- Short exercise -
All lines featuring the string "text" are to be listed.

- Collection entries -
.....
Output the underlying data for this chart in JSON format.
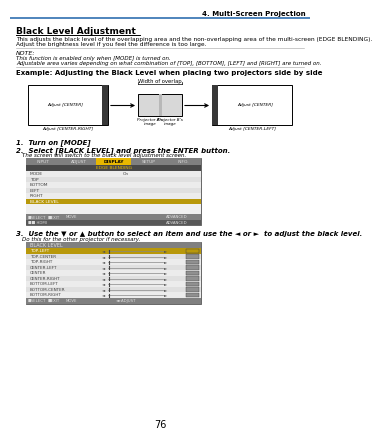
{
  "page_num": "76",
  "chapter": "4. Multi-Screen Projection",
  "title": "Black Level Adjustment",
  "body_line1": "This adjusts the black level of the overlapping area and the non-overlapping area of the multi-screen (EDGE BLENDING).",
  "body_line2": "Adjust the brightness level if you feel the difference is too large.",
  "note_label": "NOTE:",
  "note_line1": "This function is enabled only when [MODE] is turned on.",
  "note_line2": "Adjustable area varies depending on what combination of [TOP], [BOTTOM], [LEFT] and [RIGHT] are turned on.",
  "example_title": "Example: Adjusting the Black Level when placing two projectors side by side",
  "step1": "1.  Turn on [MODE]",
  "step2": "2.  Select [BLACK LEVEL] and press the ENTER button.",
  "step2b": "The screen will switch to the black level adjustment screen.",
  "step3": "3.  Use the ▼ or ▲ button to select an item and use the ◄ or ►  to adjust the black level.",
  "step3b": "Do this for the other projector if necessary.",
  "menu_tabs": [
    "INPUT",
    "ADJUST",
    "DISPLAY",
    "SETUP",
    "INFO."
  ],
  "menu_highlight": "DISPLAY",
  "menu_row2": "EDGE BLENDING",
  "menu_list": [
    "MODE",
    "TOP",
    "BOTTOM",
    "LEFT",
    "RIGHT",
    "BLACK LEVEL"
  ],
  "menu_mode_value": "On",
  "black_level_items": [
    "TOP-LEFT",
    "TOP-CENTER",
    "TOP-RIGHT",
    "CENTER-LEFT",
    "CENTER",
    "CENTER-RIGHT",
    "BOTTOM-LEFT",
    "BOTTOM-CENTER",
    "BOTTOM-RIGHT"
  ],
  "white": "#ffffff",
  "black": "#000000",
  "gray_light": "#e8e8e8",
  "gray_mid": "#a0a0a0",
  "gray_dark": "#606060",
  "yellow_tab": "#e8b800",
  "dark_bar": "#707070",
  "darker_bar": "#555555",
  "menu_item_bg": "#e0e0e0",
  "black_level_highlight": "#b8980a",
  "top_left_highlight": "#b8980a",
  "blue_line": "#3070b0"
}
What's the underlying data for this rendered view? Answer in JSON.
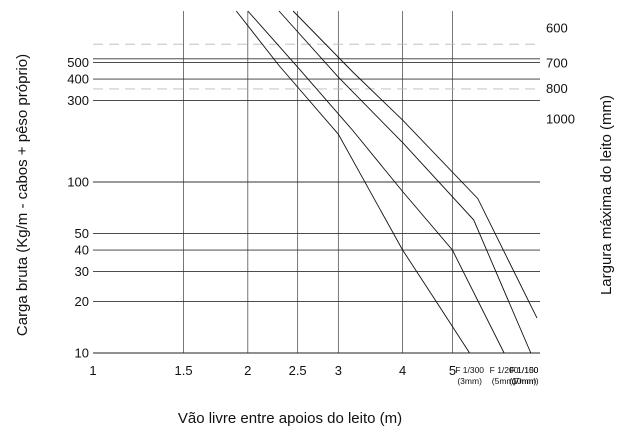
{
  "chart_data": {
    "type": "line",
    "title": "",
    "xlabel": "Vão livre entre apoios do leito (m)",
    "ylabel": "Carga bruta (Kg/m - cabos  + pêso próprio)",
    "y2label": "Largura máxima do leito (mm)",
    "x_scale": "log",
    "y_scale": "log",
    "xlim": [
      1,
      7.4
    ],
    "ylim": [
      10,
      1000
    ],
    "x_ticks": [
      1,
      1.5,
      2,
      2.5,
      3,
      4,
      5
    ],
    "x_tick_labels": [
      "1",
      "1.5",
      "2",
      "2.5",
      "3",
      "4",
      "5"
    ],
    "y_ticks": [
      10,
      20,
      30,
      40,
      50,
      100,
      300,
      400,
      500
    ],
    "y_tick_labels": [
      "10",
      "20",
      "30",
      "40",
      "50",
      "100",
      "300",
      "400",
      "500"
    ],
    "grid": true,
    "horizontal_reference_lines": [
      {
        "y": 525,
        "style": "solid"
      },
      {
        "y": 350,
        "style": "dashed"
      },
      {
        "y": 640,
        "style": "dashed"
      }
    ],
    "right_labels": [
      {
        "label": "600",
        "y": 800
      },
      {
        "label": "700",
        "y": 500
      },
      {
        "label": "800",
        "y": 355
      },
      {
        "label": "1000",
        "y": 235
      }
    ],
    "series": [
      {
        "name": "F 1/300",
        "sub": "(3mm)",
        "x": [
          1.9,
          2.3,
          3,
          4,
          4.65,
          5.4
        ],
        "y": [
          1000,
          480,
          190,
          40,
          20,
          10
        ]
      },
      {
        "name": "F 1/200",
        "sub": "(5mm)",
        "x": [
          2.0,
          2.5,
          3.2,
          4,
          5,
          6.3
        ],
        "y": [
          1000,
          470,
          200,
          88,
          40,
          10
        ]
      },
      {
        "name": "F 1/150",
        "sub": "(7mm)",
        "x": [
          2.3,
          3,
          4,
          5.5,
          7.1
        ],
        "y": [
          1000,
          410,
          170,
          60,
          10
        ]
      },
      {
        "name": "F 1/100",
        "sub": "(10mm)",
        "x": [
          2.45,
          3.2,
          4,
          5.6,
          7.3
        ],
        "y": [
          1000,
          440,
          230,
          80,
          16
        ]
      }
    ]
  }
}
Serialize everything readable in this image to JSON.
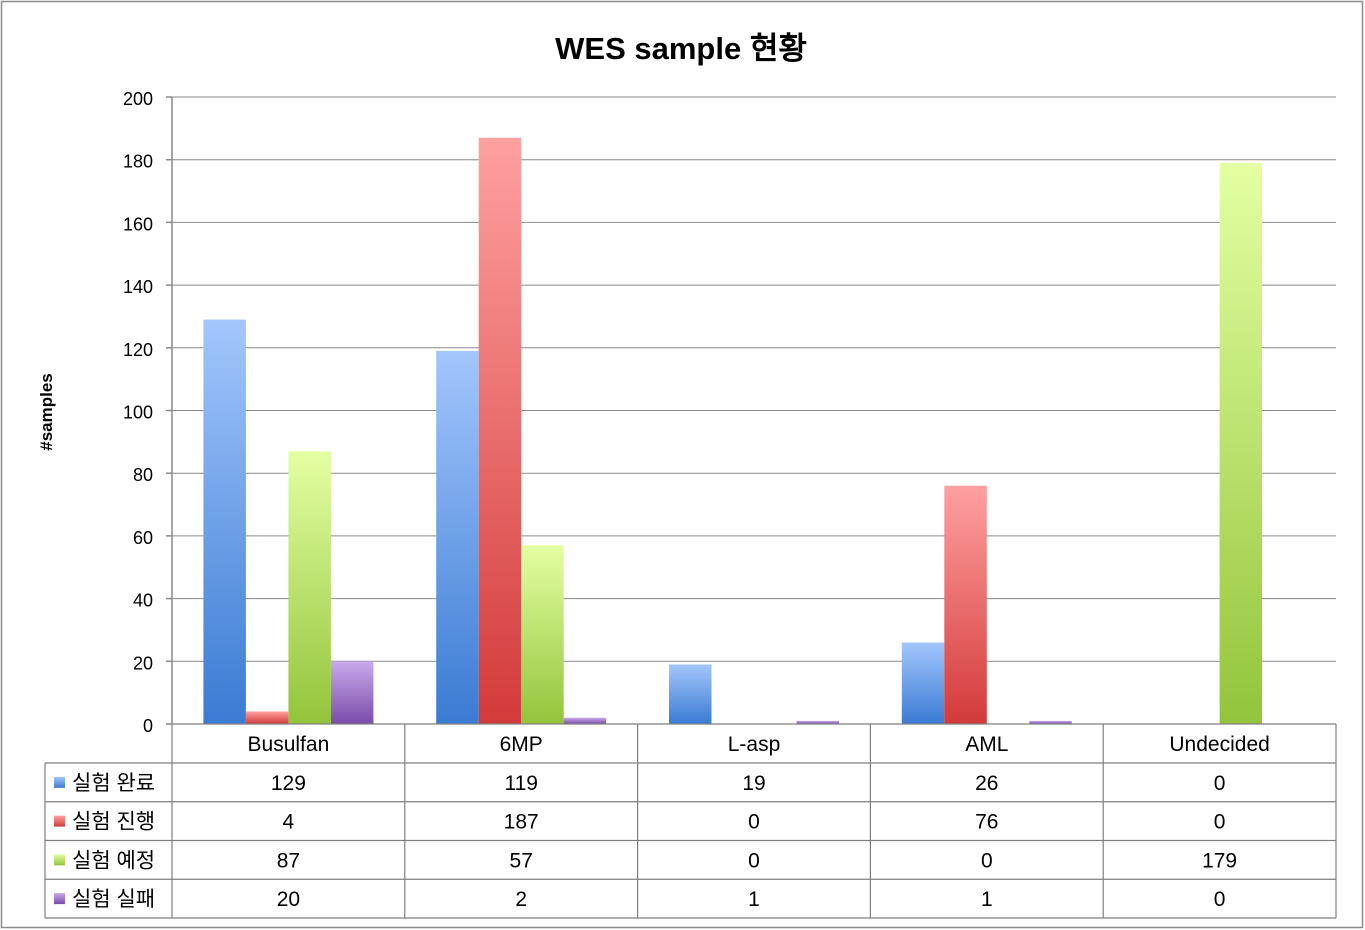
{
  "chart_data": {
    "type": "bar",
    "title": "WES sample 현황",
    "xlabel": "",
    "ylabel": "#samples",
    "ylim": [
      0,
      200
    ],
    "yticks": [
      0,
      20,
      40,
      60,
      80,
      100,
      120,
      140,
      160,
      180,
      200
    ],
    "categories": [
      "Busulfan",
      "6MP",
      "L-asp",
      "AML",
      "Undecided"
    ],
    "series": [
      {
        "name": "실험 완료",
        "values": [
          129,
          119,
          19,
          26,
          0
        ],
        "colors": [
          "#a3c6fc",
          "#3a7bd3"
        ]
      },
      {
        "name": "실험 진행",
        "values": [
          4,
          187,
          0,
          76,
          0
        ],
        "colors": [
          "#ffa0a0",
          "#d33a3a"
        ]
      },
      {
        "name": "실험 예정",
        "values": [
          87,
          57,
          0,
          0,
          179
        ],
        "colors": [
          "#e4ffa2",
          "#93c43b"
        ]
      },
      {
        "name": "실험 실패",
        "values": [
          20,
          2,
          1,
          1,
          0
        ],
        "colors": [
          "#c9a9ec",
          "#7a4ca9"
        ]
      }
    ],
    "grid": true,
    "data_table": true,
    "legend": "data-table"
  }
}
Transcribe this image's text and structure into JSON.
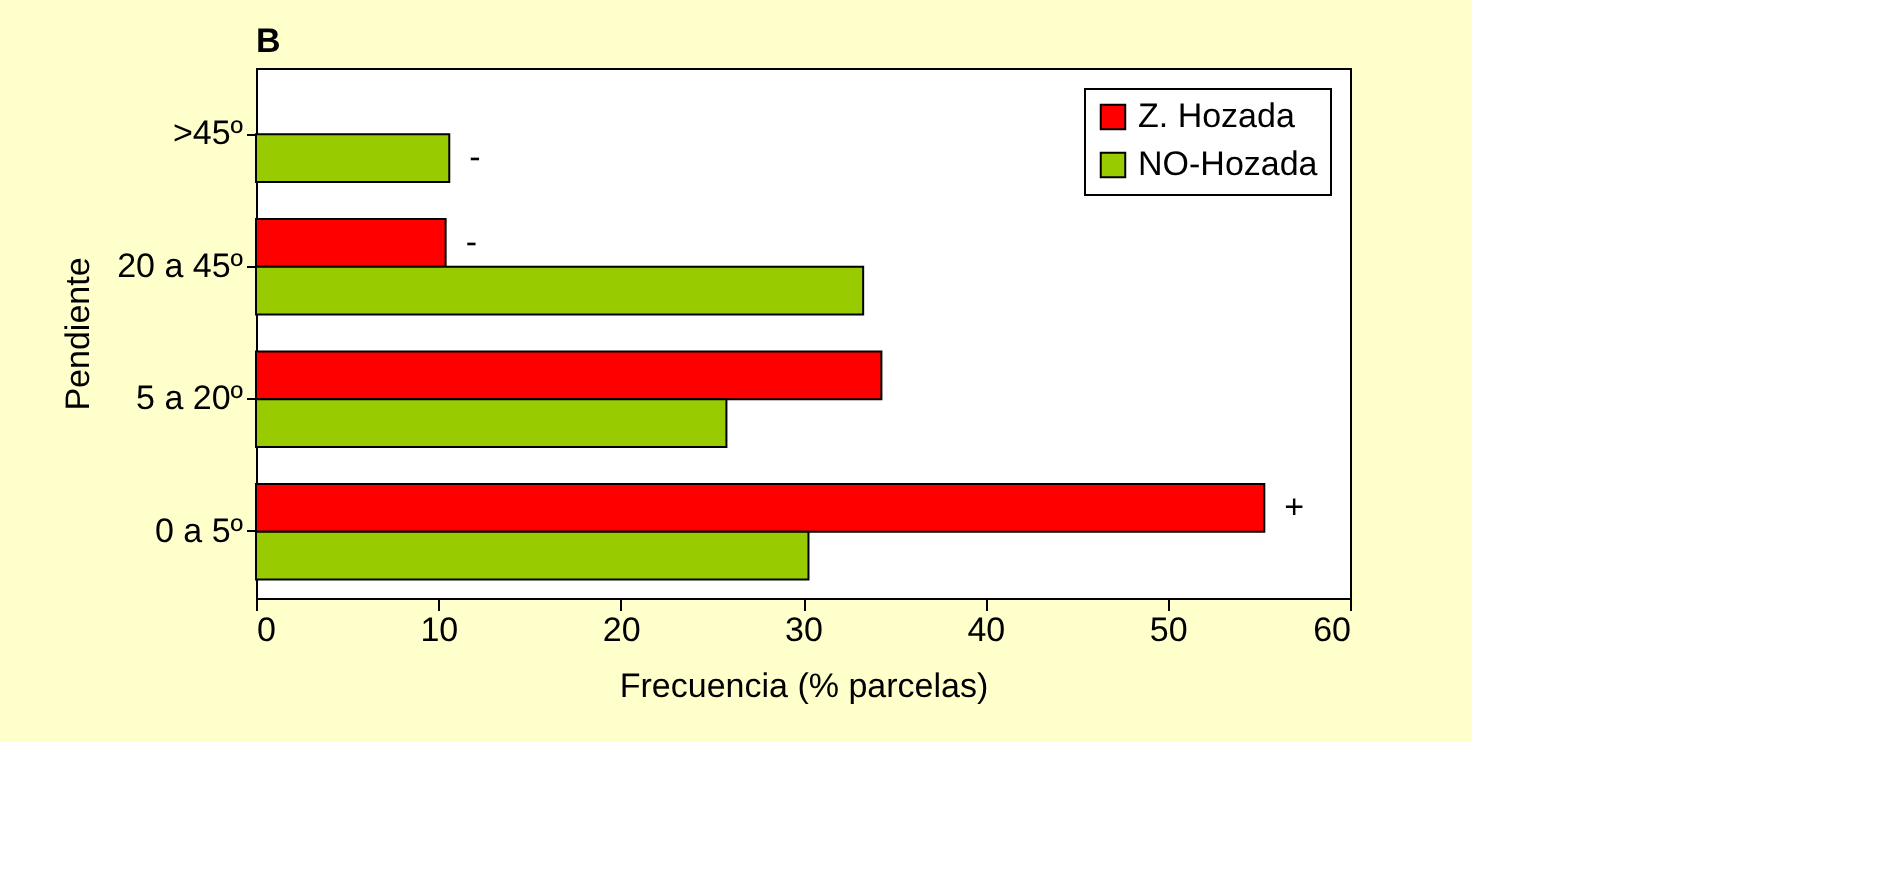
{
  "chart_data": {
    "type": "bar",
    "orientation": "horizontal",
    "title": "B",
    "xlabel": "Frecuencia  (% parcelas)",
    "ylabel": "Pendiente",
    "categories": [
      ">45º",
      "20 a 45º",
      "5 a 20º",
      "0 a 5º"
    ],
    "series": [
      {
        "name": "Z. Hozada",
        "color": "#ff0000",
        "values": [
          null,
          10.4,
          34.3,
          55.3
        ]
      },
      {
        "name": "NO-Hozada",
        "color": "#99cc00",
        "values": [
          10.6,
          33.3,
          25.8,
          30.3
        ]
      }
    ],
    "xlim": [
      0,
      60
    ],
    "xticks": [
      0,
      10,
      20,
      30,
      40,
      50,
      60
    ],
    "grid": false,
    "legend": "top right",
    "annotations": [
      {
        "text": "-",
        "x": 10.6,
        "y": ">45º"
      },
      {
        "text": "-",
        "x": 10.4,
        "y": "20 a 45º"
      },
      {
        "text": "+",
        "x": 55.3,
        "y": "0 a 5º"
      }
    ]
  }
}
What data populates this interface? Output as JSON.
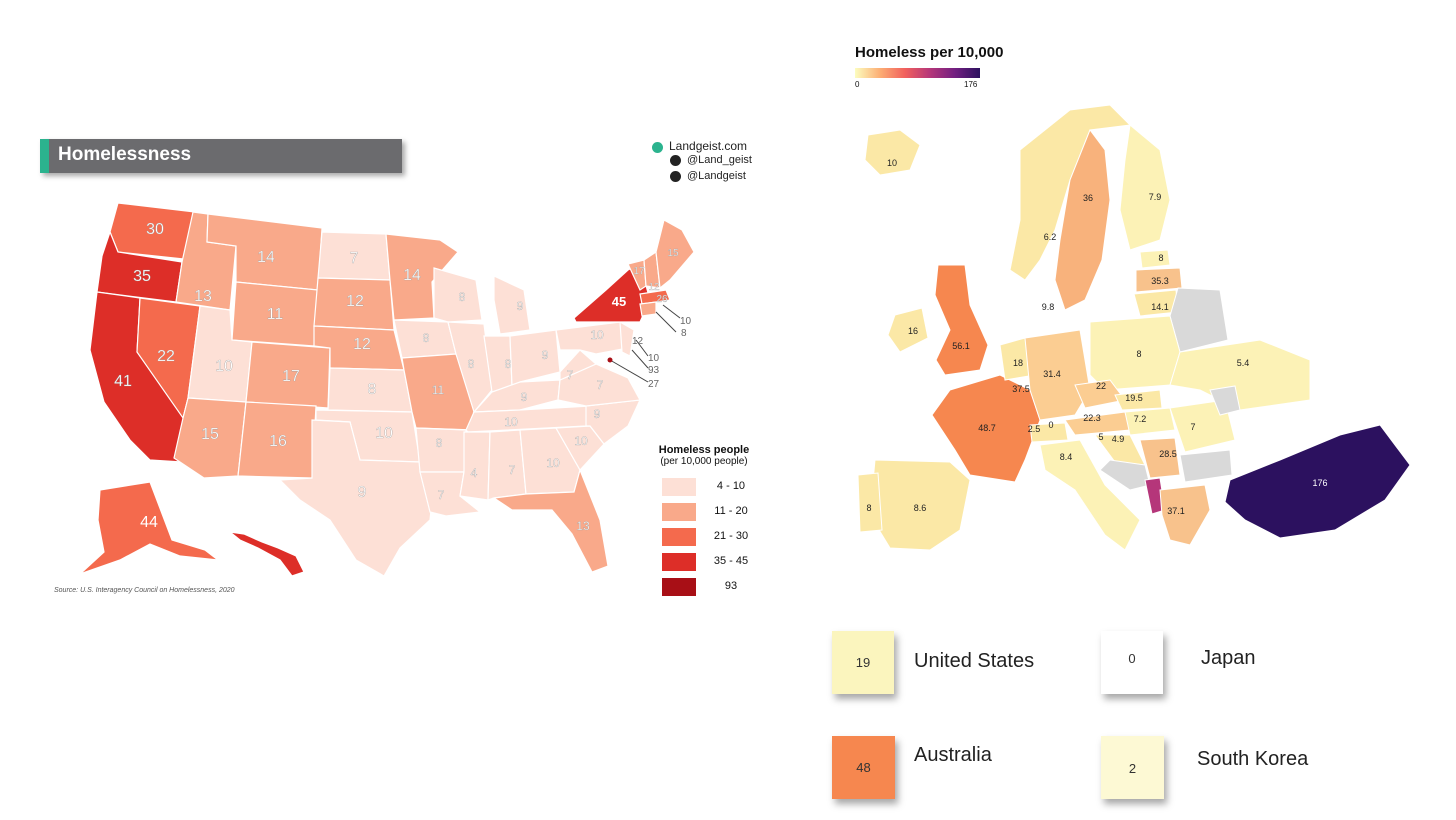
{
  "us_map": {
    "title": "Homelessness",
    "credits": [
      "Landgeist.com",
      "@Land_geist",
      "@Landgeist"
    ],
    "source": "Source: U.S. Interagency Council on Homelessness, 2020",
    "legend": {
      "title": "Homeless people",
      "subtitle": "(per 10,000 people)",
      "items": [
        {
          "label": "4 - 10",
          "color": "#fde0d6"
        },
        {
          "label": "11 - 20",
          "color": "#f9a98a"
        },
        {
          "label": "21 - 30",
          "color": "#f46a4d"
        },
        {
          "label": "35 - 45",
          "color": "#dd2e28"
        },
        {
          "label": "93",
          "color": "#a80f16"
        }
      ]
    },
    "state_labels": [
      "30",
      "35",
      "41",
      "13",
      "14",
      "7",
      "14",
      "12",
      "11",
      "22",
      "10",
      "12",
      "17",
      "8",
      "15",
      "16",
      "10",
      "9",
      "8",
      "8",
      "11",
      "8",
      "8",
      "9",
      "9",
      "7",
      "10",
      "7",
      "8",
      "10",
      "4",
      "7",
      "13",
      "10",
      "9",
      "10",
      "7",
      "9",
      "45",
      "17",
      "15",
      "12",
      "26",
      "10",
      "8",
      "12",
      "10",
      "93",
      "27",
      "44"
    ]
  },
  "europe_map": {
    "title": "Homeless per 10,000",
    "scale_min": "0",
    "scale_max": "176",
    "scale_colors": [
      "#fcfdbf",
      "#fcae74",
      "#f1605d",
      "#b5367a",
      "#721f81",
      "#2c115f"
    ],
    "country_labels": [
      "10",
      "36",
      "7.9",
      "6.2",
      "8",
      "35.3",
      "9.8",
      "14.1",
      "16",
      "56.1",
      "18",
      "31.4",
      "8",
      "5.4",
      "37.5",
      "22",
      "19.5",
      "22.3",
      "7.2",
      "48.7",
      "2.5",
      "0",
      "5",
      "4.9",
      "7",
      "8.4",
      "28.5",
      "176",
      "8",
      "8.6",
      "37.1"
    ]
  },
  "comparison": [
    {
      "country": "United States",
      "value": "19",
      "color": "#fbf5be"
    },
    {
      "country": "Japan",
      "value": "0",
      "color": "#ffffff"
    },
    {
      "country": "Australia",
      "value": "48",
      "color": "#f6874f"
    },
    {
      "country": "South Korea",
      "value": "2",
      "color": "#fdf9d4"
    }
  ]
}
.....
- Answer -
Transcribe this image's text and structure into JSON.
        "text": "-",
        "text": "-",
        "text": "+",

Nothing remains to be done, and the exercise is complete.